* Work instructions: Write out each line from the data below that includes the word "plate".

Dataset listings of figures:
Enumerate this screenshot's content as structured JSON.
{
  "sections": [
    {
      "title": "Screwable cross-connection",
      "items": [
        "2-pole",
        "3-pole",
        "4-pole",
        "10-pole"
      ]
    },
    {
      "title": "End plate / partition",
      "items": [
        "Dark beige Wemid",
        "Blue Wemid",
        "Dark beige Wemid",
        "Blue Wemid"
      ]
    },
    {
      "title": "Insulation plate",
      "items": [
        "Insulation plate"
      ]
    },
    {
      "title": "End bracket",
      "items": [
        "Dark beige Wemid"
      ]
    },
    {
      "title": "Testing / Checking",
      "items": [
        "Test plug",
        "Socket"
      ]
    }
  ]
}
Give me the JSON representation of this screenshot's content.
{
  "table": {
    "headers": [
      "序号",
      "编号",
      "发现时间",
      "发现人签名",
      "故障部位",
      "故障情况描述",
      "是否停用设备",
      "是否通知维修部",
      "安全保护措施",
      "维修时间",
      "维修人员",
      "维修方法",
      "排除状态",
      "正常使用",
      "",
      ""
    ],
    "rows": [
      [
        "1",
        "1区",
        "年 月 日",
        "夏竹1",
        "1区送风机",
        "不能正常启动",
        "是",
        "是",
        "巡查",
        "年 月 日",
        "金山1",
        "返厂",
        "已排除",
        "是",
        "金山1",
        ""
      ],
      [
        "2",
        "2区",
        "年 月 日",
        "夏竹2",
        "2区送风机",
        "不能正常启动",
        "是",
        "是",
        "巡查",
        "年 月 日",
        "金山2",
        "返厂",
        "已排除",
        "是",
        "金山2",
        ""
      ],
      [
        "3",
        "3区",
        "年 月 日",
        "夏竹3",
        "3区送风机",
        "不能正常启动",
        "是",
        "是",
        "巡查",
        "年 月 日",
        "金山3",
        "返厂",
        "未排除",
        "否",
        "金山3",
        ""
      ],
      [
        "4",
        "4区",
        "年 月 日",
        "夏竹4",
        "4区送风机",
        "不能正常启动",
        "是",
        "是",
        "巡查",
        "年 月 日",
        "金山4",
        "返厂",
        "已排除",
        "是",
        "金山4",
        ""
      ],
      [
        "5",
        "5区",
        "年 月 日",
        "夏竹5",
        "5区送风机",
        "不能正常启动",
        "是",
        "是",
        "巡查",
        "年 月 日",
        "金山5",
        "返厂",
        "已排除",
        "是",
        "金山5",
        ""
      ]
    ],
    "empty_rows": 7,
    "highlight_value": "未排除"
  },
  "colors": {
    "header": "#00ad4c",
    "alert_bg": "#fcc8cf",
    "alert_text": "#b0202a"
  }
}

* Task answer:
      "title": "End plate / partition",
      "title": "Insulation plate",
        "Insulation plate"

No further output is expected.